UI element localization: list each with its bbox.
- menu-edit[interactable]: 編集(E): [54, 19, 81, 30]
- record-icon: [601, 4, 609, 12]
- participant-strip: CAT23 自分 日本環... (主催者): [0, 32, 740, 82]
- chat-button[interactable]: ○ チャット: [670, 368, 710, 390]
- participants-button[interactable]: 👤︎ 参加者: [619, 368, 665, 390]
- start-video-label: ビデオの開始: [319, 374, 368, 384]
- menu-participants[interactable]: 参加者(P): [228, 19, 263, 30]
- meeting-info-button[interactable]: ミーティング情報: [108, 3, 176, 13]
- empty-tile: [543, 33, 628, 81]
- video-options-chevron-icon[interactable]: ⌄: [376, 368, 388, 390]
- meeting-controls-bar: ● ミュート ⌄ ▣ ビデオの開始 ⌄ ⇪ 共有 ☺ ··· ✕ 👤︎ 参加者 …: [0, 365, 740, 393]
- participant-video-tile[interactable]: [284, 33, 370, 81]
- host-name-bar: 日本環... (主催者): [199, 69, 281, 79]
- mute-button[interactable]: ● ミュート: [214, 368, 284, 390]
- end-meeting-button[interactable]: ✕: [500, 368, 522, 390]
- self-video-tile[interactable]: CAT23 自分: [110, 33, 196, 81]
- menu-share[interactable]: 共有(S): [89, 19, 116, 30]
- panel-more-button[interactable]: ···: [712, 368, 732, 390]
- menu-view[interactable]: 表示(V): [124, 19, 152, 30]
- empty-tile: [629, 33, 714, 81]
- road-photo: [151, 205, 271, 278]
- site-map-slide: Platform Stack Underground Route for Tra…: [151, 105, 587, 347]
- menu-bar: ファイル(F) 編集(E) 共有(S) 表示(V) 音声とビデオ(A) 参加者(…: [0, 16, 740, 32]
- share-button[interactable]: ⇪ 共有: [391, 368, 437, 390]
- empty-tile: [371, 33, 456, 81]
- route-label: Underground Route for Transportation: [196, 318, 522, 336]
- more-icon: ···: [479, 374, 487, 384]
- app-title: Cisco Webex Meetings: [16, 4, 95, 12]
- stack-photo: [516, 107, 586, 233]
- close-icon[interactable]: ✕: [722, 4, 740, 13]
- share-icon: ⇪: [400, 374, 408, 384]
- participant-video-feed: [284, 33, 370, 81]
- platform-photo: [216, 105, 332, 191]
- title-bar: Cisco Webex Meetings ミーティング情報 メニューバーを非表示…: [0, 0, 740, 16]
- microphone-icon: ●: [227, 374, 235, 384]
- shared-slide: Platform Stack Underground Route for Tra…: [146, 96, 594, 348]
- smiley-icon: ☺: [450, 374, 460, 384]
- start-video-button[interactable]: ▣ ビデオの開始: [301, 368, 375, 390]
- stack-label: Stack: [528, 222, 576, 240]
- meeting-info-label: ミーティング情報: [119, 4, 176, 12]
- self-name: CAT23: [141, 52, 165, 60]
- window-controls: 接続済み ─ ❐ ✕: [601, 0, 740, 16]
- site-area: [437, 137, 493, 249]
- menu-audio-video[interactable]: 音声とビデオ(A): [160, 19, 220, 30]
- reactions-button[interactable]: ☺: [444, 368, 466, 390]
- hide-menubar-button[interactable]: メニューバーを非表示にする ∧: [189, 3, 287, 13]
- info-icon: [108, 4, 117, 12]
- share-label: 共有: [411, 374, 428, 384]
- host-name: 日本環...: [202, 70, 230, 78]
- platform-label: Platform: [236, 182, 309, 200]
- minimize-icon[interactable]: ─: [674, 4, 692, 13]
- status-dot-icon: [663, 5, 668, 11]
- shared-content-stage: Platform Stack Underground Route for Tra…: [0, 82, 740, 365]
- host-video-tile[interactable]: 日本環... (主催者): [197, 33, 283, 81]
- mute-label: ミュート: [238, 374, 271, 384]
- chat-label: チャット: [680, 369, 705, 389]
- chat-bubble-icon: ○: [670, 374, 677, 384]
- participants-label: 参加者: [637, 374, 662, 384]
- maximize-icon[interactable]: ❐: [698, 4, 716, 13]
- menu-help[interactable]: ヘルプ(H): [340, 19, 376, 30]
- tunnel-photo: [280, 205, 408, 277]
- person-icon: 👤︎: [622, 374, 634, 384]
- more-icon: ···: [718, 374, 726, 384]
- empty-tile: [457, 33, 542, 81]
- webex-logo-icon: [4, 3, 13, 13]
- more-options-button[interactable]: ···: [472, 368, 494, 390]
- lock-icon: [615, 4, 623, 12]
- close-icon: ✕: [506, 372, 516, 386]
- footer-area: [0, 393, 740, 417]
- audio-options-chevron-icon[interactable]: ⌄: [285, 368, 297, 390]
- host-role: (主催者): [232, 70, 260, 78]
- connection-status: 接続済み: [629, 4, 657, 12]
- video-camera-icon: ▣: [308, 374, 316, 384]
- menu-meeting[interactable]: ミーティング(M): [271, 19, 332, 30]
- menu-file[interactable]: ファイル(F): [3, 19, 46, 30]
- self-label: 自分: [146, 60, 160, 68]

-*-

▸ **Instruction**:
Give every line of the listing above as a numbered list, leaving out any blank lines.

▸ **Solution to the exercise**:
1. UI element localization: list each with its bbox.
2. - menu-edit[interactable]: 編集(E): [54, 19, 81, 30]
3. - record-icon: [601, 4, 609, 12]
4. - participant-strip: CAT23 自分 日本環... (主催者): [0, 32, 740, 82]
5. - chat-button[interactable]: ○ チャット: [670, 368, 710, 390]
6. - participants-button[interactable]: 👤︎ 参加者: [619, 368, 665, 390]
7. - start-video-label: ビデオの開始: [319, 374, 368, 384]
8. - menu-participants[interactable]: 参加者(P): [228, 19, 263, 30]
9. - meeting-info-button[interactable]: ミーティング情報: [108, 3, 176, 13]
10. - empty-tile: [543, 33, 628, 81]
11. - video-options-chevron-icon[interactable]: ⌄: [376, 368, 388, 390]
12. - meeting-controls-bar: ● ミュート ⌄ ▣ ビデオの開始 ⌄ ⇪ 共有 ☺ ··· ✕ 👤︎ 参加者 …: [0, 365, 740, 393]
13. - participant-video-tile[interactable]: [284, 33, 370, 81]
14. - host-name-bar: 日本環... (主催者): [199, 69, 281, 79]
15. - mute-button[interactable]: ● ミュート: [214, 368, 284, 390]
16. - end-meeting-button[interactable]: ✕: [500, 368, 522, 390]
17. - self-video-tile[interactable]: CAT23 自分: [110, 33, 196, 81]
18. - menu-share[interactable]: 共有(S): [89, 19, 116, 30]
19. - panel-more-button[interactable]: ···: [712, 368, 732, 390]
20. - menu-view[interactable]: 表示(V): [124, 19, 152, 30]
21. - empty-tile: [629, 33, 714, 81]
22. - road-photo: [151, 205, 271, 278]
23. - site-map-slide: Platform Stack Underground Route for Tra…: [151, 105, 587, 347]
24. - menu-bar: ファイル(F) 編集(E) 共有(S) 表示(V) 音声とビデオ(A) 参加者(…: [0, 16, 740, 32]
25. - share-button[interactable]: ⇪ 共有: [391, 368, 437, 390]
26. - empty-tile: [371, 33, 456, 81]
27. - route-label: Underground Route for Transportation: [196, 318, 522, 336]
28. - more-icon: ···: [479, 374, 487, 384]
29. - app-title: Cisco Webex Meetings: [16, 4, 95, 12]
30. - stack-photo: [516, 107, 586, 233]
31. - close-icon[interactable]: ✕: [722, 4, 740, 13]
32. - share-icon: ⇪: [400, 374, 408, 384]
33. - participant-video-feed: [284, 33, 370, 81]
34. - platform-photo: [216, 105, 332, 191]
35. - title-bar: Cisco Webex Meetings ミーティング情報 メニューバーを非表示…: [0, 0, 740, 16]
36. - microphone-icon: ●: [227, 374, 235, 384]
37. - shared-slide: Platform Stack Underground Route for Tra…: [146, 96, 594, 348]
38. - smiley-icon: ☺: [450, 374, 460, 384]
39. - start-video-button[interactable]: ▣ ビデオの開始: [301, 368, 375, 390]
40. - stack-label: Stack: [528, 222, 576, 240]
41. - meeting-info-label: ミーティング情報: [119, 4, 176, 12]
42. - self-name: CAT23: [141, 52, 165, 60]
43. - window-controls: 接続済み ─ ❐ ✕: [601, 0, 740, 16]
44. - site-area: [437, 137, 493, 249]
45. - menu-audio-video[interactable]: 音声とビデオ(A): [160, 19, 220, 30]
46. - reactions-button[interactable]: ☺: [444, 368, 466, 390]
47. - hide-menubar-button[interactable]: メニューバーを非表示にする ∧: [189, 3, 287, 13]
48. - info-icon: [108, 4, 117, 12]
49. - share-label: 共有: [411, 374, 428, 384]
50. - host-name: 日本環...: [202, 70, 230, 78]
51. - platform-label: Platform: [236, 182, 309, 200]
52. - minimize-icon[interactable]: ─: [674, 4, 692, 13]
53. - status-dot-icon: [663, 5, 668, 11]
54. - shared-content-stage: Platform Stack Underground Route for Tra…: [0, 82, 740, 365]
55. - host-video-tile[interactable]: 日本環... (主催者): [197, 33, 283, 81]
56. - mute-label: ミュート: [238, 374, 271, 384]
57. - chat-label: チャット: [680, 369, 705, 389]
58. - chat-bubble-icon: ○: [670, 374, 677, 384]
59. - participants-label: 参加者: [637, 374, 662, 384]
60. - maximize-icon[interactable]: ❐: [698, 4, 716, 13]
61. - menu-help[interactable]: ヘルプ(H): [340, 19, 376, 30]
62. - tunnel-photo: [280, 205, 408, 277]
63. - person-icon: 👤︎: [622, 374, 634, 384]
64. - more-icon: ···: [718, 374, 726, 384]
65. - empty-tile: [457, 33, 542, 81]
66. - webex-logo-icon: [4, 3, 13, 13]
67. - more-options-button[interactable]: ···: [472, 368, 494, 390]
68. - lock-icon: [615, 4, 623, 12]
69. - close-icon: ✕: [506, 372, 516, 386]
70. - footer-area: [0, 393, 740, 417]
71. - audio-options-chevron-icon[interactable]: ⌄: [285, 368, 297, 390]
72. - host-role: (主催者): [232, 70, 260, 78]
73. - connection-status: 接続済み: [629, 4, 657, 12]
74. - video-camera-icon: ▣: [308, 374, 316, 384]
75. - menu-meeting[interactable]: ミーティング(M): [271, 19, 332, 30]
76. - menu-file[interactable]: ファイル(F): [3, 19, 46, 30]
77. - self-label: 自分: [146, 60, 160, 68]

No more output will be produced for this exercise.